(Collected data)

>>>>>

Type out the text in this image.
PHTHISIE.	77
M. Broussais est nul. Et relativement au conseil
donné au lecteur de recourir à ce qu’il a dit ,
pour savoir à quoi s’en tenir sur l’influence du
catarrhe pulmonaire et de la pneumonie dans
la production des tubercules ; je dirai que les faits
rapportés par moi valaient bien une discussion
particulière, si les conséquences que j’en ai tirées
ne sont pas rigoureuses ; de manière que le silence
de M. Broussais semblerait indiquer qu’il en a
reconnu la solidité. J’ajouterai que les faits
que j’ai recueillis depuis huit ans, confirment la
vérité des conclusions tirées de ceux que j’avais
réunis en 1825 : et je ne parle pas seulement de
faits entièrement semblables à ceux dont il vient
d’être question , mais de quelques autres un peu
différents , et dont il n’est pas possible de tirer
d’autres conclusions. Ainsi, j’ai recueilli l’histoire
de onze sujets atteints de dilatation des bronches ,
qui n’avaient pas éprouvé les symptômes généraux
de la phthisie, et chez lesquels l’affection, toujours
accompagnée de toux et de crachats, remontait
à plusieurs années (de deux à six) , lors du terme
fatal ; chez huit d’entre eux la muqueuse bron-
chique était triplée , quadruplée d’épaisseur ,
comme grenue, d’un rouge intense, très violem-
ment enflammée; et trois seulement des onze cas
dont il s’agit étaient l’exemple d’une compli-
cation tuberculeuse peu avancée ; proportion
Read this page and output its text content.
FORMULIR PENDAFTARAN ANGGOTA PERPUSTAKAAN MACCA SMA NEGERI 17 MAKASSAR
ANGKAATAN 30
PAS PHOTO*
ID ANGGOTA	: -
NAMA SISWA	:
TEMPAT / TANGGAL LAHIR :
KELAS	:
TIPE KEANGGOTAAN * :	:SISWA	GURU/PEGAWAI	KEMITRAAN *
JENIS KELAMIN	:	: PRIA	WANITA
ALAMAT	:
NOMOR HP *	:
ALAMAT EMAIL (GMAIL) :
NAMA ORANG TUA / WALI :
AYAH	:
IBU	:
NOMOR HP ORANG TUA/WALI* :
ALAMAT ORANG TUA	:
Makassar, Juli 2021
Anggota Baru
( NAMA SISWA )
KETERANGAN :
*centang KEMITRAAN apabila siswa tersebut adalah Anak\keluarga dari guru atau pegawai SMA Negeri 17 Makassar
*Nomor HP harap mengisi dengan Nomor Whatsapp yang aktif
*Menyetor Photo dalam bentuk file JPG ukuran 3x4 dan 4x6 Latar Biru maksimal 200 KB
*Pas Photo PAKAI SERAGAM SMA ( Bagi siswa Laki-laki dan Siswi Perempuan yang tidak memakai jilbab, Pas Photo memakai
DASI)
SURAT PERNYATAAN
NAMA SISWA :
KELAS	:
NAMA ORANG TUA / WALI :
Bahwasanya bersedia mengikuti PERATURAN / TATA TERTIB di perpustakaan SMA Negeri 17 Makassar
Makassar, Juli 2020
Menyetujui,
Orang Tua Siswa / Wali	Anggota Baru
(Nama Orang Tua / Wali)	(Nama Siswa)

<<<<<

### JOB:
Restate the listing above word for word.

### WORKED ANSWER:
Type out the text in this image.
PHTHISIE.	77
M. Broussais est nul. Et relativement au conseil
donné au lecteur de recourir à ce qu’il a dit ,
pour savoir à quoi s’en tenir sur l’influence du
catarrhe pulmonaire et de la pneumonie dans
la production des tubercules ; je dirai que les faits
rapportés par moi valaient bien une discussion
particulière, si les conséquences que j’en ai tirées
ne sont pas rigoureuses ; de manière que le silence
de M. Broussais semblerait indiquer qu’il en a
reconnu la solidité. J’ajouterai que les faits
que j’ai recueillis depuis huit ans, confirment la
vérité des conclusions tirées de ceux que j’avais
réunis en 1825 : et je ne parle pas seulement de
faits entièrement semblables à ceux dont il vient
d’être question , mais de quelques autres un peu
différents , et dont il n’est pas possible de tirer
d’autres conclusions. Ainsi, j’ai recueilli l’histoire
de onze sujets atteints de dilatation des bronches ,
qui n’avaient pas éprouvé les symptômes généraux
de la phthisie, et chez lesquels l’affection, toujours
accompagnée de toux et de crachats, remontait
à plusieurs années (de deux à six) , lors du terme
fatal ; chez huit d’entre eux la muqueuse bron-
chique était triplée , quadruplée d’épaisseur ,
comme grenue, d’un rouge intense, très violem-
ment enflammée; et trois seulement des onze cas
dont il s’agit étaient l’exemple d’une compli-
cation tuberculeuse peu avancée ; proportion
Read this page and output its text content.
FORMULIR PENDAFTARAN ANGGOTA PERPUSTAKAAN MACCA SMA NEGERI 17 MAKASSAR
ANGKAATAN 30
PAS PHOTO*
ID ANGGOTA	: -
NAMA SISWA	:
TEMPAT / TANGGAL LAHIR :
KELAS	:
TIPE KEANGGOTAAN * :	:SISWA	GURU/PEGAWAI	KEMITRAAN *
JENIS KELAMIN	:	: PRIA	WANITA
ALAMAT	:
NOMOR HP *	:
ALAMAT EMAIL (GMAIL) :
NAMA ORANG TUA / WALI :
AYAH	:
IBU	:
NOMOR HP ORANG TUA/WALI* :
ALAMAT ORANG TUA	:
Makassar, Juli 2021
Anggota Baru
( NAMA SISWA )
KETERANGAN :
*centang KEMITRAAN apabila siswa tersebut adalah Anak\keluarga dari guru atau pegawai SMA Negeri 17 Makassar
*Nomor HP harap mengisi dengan Nomor Whatsapp yang aktif
*Menyetor Photo dalam bentuk file JPG ukuran 3x4 dan 4x6 Latar Biru maksimal 200 KB
*Pas Photo PAKAI SERAGAM SMA ( Bagi siswa Laki-laki dan Siswi Perempuan yang tidak memakai jilbab, Pas Photo memakai
DASI)
SURAT PERNYATAAN
NAMA SISWA :
KELAS	:
NAMA ORANG TUA / WALI :
Bahwasanya bersedia mengikuti PERATURAN / TATA TERTIB di perpustakaan SMA Negeri 17 Makassar
Makassar, Juli 2020
Menyetujui,
Orang Tua Siswa / Wali	Anggota Baru
(Nama Orang Tua / Wali)	(Nama Siswa)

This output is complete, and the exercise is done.